[Questions on the material]:
- a) In the passage on the FF Meta typeface, what names did Meta have when Spiekermann wrote about it for Baseline magazine in 1986?
- b) Reproduce the passage on the FF Meta typeface starting at "Several years later, realizing" and ending at "1988 and 1989.".
- c) Write what comes next in the passage on the FF Meta typeface, picking up after its final sentence.

[Text segment]:
^^^^^^^^^^^^^^^^

A general feature of FF Meta is relatively open apertures, in contrast to the more folded-up appearance of Helvetica. This is believed to promote legibility and make the letterforms more clearly different from one another.

==Development==
Development began in February 1985 when Deutsche Bundespost approached Sedley Place Design, where Spiekermann was working at the time, and commissioned a comprehensive corporate design program. As the typeface would be used repeatedly in small sizes, for identification rather than body copy, and printed quickly on potentially poor-quality paper stock, the brief called for a legible, neutral, space-saving, and distinguishable (in terms of weight) typeface, with special attention to creating unmistakable characters. Whereas traditionally, typefaces are designed to be viewed beautifully large, the goal with this particular typeface was to produce a typeface which worked well for its primary application.

Taking into account, research done on six font families and the constraints of the brief, the characteristics of what would become FF Meta began to take shape. The typeface would have to be sans-serif, narrow, with strokes thick enough to withstand uneven printing, curves, indentations, and flares to prevent optical illusions, open joins to combat over-inking, and clearly distinguishable glyphs. Its capitals and figures had to be versatile and clear, but not obtrusive. In addition to these demands, to meet Bundespost's needs, the family would also contain three fonts: regular, regular italic, and bold. The typeface is particularly similar to Syntax, one of Spiekermann's candidate typefaces.

After completing and digitizing the typesetting font, mockups were generated for Bundespost's new forms and publication. However, despite positive interest from the German Minister of Telecommunications among others, Bundespost decided not to implement the new exclusive typeface for fear it would "cause unrest". Bundespost, despite funding the project, continued to use a variety of different versions of Helvetica (before changing them to Frutiger). Spiekermann wrote an article on the abandoned design for Baseline magazine in 1986. At this time Meta was called PT55 (for the regular weight) and PT75 (bold).

== Releases ==

The Weather Channel logo, using FF Meta

Several years later, realizing that neither Bundespost nor Sedley Place Design would ever use the typeface, Spiekermann decided to continue working on it. He eventually published it, along with other abandoned typefaces, through his newly founded publishing label FontFont. The result was the release of FF Meta in 1991. This version of FF Meta was created by re-digitizing the original outlines and digitizing them in Fontographer on a Macintosh. This work was done by Spiekermann's interns Just van Rossum and Erik van Blokland between 1988 and 1989.

^^^^^^^^^^^^^^^^

[Dataset content]:
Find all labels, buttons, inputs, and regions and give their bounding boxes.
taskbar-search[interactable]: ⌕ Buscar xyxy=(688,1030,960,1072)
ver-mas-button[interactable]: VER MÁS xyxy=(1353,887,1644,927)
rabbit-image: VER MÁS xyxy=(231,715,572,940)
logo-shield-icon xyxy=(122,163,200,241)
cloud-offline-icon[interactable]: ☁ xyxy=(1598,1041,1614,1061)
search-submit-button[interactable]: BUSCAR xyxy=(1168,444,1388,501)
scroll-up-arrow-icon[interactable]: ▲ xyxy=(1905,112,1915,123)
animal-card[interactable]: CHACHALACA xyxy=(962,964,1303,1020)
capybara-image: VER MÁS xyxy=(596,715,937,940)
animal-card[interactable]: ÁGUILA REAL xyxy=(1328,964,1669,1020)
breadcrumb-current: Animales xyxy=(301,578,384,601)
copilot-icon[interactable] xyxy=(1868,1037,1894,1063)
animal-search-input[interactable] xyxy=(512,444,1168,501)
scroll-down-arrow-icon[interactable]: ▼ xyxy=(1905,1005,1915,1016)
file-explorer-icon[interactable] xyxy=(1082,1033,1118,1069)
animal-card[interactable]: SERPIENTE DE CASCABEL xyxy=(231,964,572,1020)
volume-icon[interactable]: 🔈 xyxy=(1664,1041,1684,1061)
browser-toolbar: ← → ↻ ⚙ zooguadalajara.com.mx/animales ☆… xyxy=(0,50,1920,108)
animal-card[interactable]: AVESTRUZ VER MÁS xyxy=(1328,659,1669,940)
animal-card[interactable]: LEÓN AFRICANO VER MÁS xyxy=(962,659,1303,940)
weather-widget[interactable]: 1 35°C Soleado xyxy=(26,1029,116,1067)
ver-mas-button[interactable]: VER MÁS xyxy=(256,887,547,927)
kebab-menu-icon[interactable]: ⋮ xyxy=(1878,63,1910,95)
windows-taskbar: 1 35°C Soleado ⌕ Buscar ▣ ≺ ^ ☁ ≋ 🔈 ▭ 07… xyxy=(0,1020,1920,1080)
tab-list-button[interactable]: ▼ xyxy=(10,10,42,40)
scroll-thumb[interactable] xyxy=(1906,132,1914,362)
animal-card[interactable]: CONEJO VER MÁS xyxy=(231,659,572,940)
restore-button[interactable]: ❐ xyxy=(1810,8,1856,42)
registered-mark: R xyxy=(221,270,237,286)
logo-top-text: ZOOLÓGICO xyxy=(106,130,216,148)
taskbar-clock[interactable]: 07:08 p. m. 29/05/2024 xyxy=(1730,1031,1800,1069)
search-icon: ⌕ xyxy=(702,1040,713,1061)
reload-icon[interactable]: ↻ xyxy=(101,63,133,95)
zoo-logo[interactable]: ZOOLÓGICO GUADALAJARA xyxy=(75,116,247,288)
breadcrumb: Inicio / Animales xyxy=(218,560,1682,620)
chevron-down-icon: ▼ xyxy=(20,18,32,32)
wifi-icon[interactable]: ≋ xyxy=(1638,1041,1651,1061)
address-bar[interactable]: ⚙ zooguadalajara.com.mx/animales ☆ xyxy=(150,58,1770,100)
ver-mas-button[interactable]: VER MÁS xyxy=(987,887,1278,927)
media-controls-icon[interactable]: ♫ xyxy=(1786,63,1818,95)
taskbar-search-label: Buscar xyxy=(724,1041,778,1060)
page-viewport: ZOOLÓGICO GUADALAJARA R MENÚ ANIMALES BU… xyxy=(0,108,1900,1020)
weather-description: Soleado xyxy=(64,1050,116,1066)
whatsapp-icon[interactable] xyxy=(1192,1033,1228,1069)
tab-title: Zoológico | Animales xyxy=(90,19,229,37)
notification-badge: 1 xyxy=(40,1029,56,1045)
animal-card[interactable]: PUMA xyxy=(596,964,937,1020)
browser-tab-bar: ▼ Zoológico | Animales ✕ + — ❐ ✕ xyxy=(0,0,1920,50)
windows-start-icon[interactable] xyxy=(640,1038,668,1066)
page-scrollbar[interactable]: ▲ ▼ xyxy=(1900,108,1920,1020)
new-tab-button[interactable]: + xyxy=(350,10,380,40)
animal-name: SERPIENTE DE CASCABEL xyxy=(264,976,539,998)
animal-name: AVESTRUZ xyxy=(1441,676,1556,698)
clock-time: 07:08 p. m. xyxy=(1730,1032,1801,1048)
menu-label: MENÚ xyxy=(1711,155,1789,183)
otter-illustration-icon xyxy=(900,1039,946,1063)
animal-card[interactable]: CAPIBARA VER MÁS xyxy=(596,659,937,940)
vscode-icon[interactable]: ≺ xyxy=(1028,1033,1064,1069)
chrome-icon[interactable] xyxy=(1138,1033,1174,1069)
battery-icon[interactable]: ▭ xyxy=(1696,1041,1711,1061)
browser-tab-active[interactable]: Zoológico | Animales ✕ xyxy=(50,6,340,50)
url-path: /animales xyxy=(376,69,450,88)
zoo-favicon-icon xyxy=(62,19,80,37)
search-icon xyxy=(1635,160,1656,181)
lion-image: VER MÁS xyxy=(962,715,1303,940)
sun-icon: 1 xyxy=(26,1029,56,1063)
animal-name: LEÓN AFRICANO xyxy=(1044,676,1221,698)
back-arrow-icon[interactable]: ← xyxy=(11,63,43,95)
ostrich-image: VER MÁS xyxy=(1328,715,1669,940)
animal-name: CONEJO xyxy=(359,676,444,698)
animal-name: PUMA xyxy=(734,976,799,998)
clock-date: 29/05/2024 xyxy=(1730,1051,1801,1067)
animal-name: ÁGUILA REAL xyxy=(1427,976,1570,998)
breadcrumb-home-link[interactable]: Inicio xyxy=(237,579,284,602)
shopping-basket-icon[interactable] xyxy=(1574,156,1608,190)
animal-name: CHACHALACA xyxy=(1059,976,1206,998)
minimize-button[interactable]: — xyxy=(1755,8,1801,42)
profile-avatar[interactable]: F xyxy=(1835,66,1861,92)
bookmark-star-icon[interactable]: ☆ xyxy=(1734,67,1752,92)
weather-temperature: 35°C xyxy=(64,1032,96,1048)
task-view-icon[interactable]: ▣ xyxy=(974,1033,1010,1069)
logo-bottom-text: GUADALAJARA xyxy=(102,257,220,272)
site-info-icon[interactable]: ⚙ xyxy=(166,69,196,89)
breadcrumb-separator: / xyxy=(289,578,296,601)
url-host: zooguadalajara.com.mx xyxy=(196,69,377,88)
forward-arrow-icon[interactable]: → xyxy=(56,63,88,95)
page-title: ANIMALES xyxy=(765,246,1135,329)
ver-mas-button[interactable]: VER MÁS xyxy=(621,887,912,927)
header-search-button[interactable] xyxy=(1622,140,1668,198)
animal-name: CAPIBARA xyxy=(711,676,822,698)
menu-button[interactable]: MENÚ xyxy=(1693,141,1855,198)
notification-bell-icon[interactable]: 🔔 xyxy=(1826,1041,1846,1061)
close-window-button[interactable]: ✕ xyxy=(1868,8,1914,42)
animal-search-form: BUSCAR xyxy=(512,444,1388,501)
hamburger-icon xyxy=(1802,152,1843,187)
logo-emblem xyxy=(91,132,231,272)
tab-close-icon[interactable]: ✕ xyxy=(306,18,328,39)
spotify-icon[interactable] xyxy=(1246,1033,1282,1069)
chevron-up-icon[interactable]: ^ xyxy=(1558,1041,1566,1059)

^^^^^^^^^^^^^^^^

[Exercise responses]:
- a) PT55 for the regular weight and PT75 for the bold.

- b)
Several years later, realizing that neither Bundespost nor Sedley Place Design would ever use the typeface, Spiekermann decided to continue working on it. He eventually published it, along with other abandoned typefaces, through his newly founded publishing label FontFont. The result was the release of FF Meta in 1991. This version of FF Meta was created by re-digitizing the original outlines and digitizing them in Fontographer on a Macintosh. This work was done by Spiekermann's interns Just van Rossum and Erik van Blokland between 1988 and 1989.

- c)
- 1991 FF Meta family released containing normal, normal small caps, and bold.
- 1992 FF Meta 2 released as an expansion adding an italics weight, and small caps for bold.
- 1993 FF MetaPlus released featuring some fine tuning of characters, spacing, and kerning along with the introducing three new weights: book, medium, and black in roman, italics, roman small caps, and roman small caps italics except for black which lacked small caps.
- 1998 FF Meta reorganized and released with the following families: FF Meta Normal, FF Meta Book, FF Meta Medium, FF Meta Bold and FF Meta Black, all in roman, italic, small caps and italic small caps, which came with their respective expert and lining figures.
- Sometime before 2005 foreign language versions by Tagir Safayev and Olga Chayeva, a condensed family, and additional light weights were added as: FF Meta Light, FF Meta Thin, and FF Meta Hairline.
- 2005 FF Meta Headline
- 2007 A serif companion, entitled FF Meta Serif, was completed and released.
- 2011 A Hebrew version was released.
- 2013 Fira Sans, a free derivative for Mozilla's Firefox OS.
- 2018 FiraGO, a multilingual extension of Fira Sans was released.
- 2018 FF Meta Variable, a variable version of FF Meta produced by Marianna Paszkowska, was released.

== Personnel ==
Writing in 1987, Spiekermann gave these credits for Meta as originally designed for the Bundespost.
- Original sketches, concept, and research for FF Meta by Erik Spiekermann and Michael Bitter at Sedley Place Design, Berlin.
- Design of the completed alphabets by Gerry Barney and Mike Pratley at Sedley Place, London.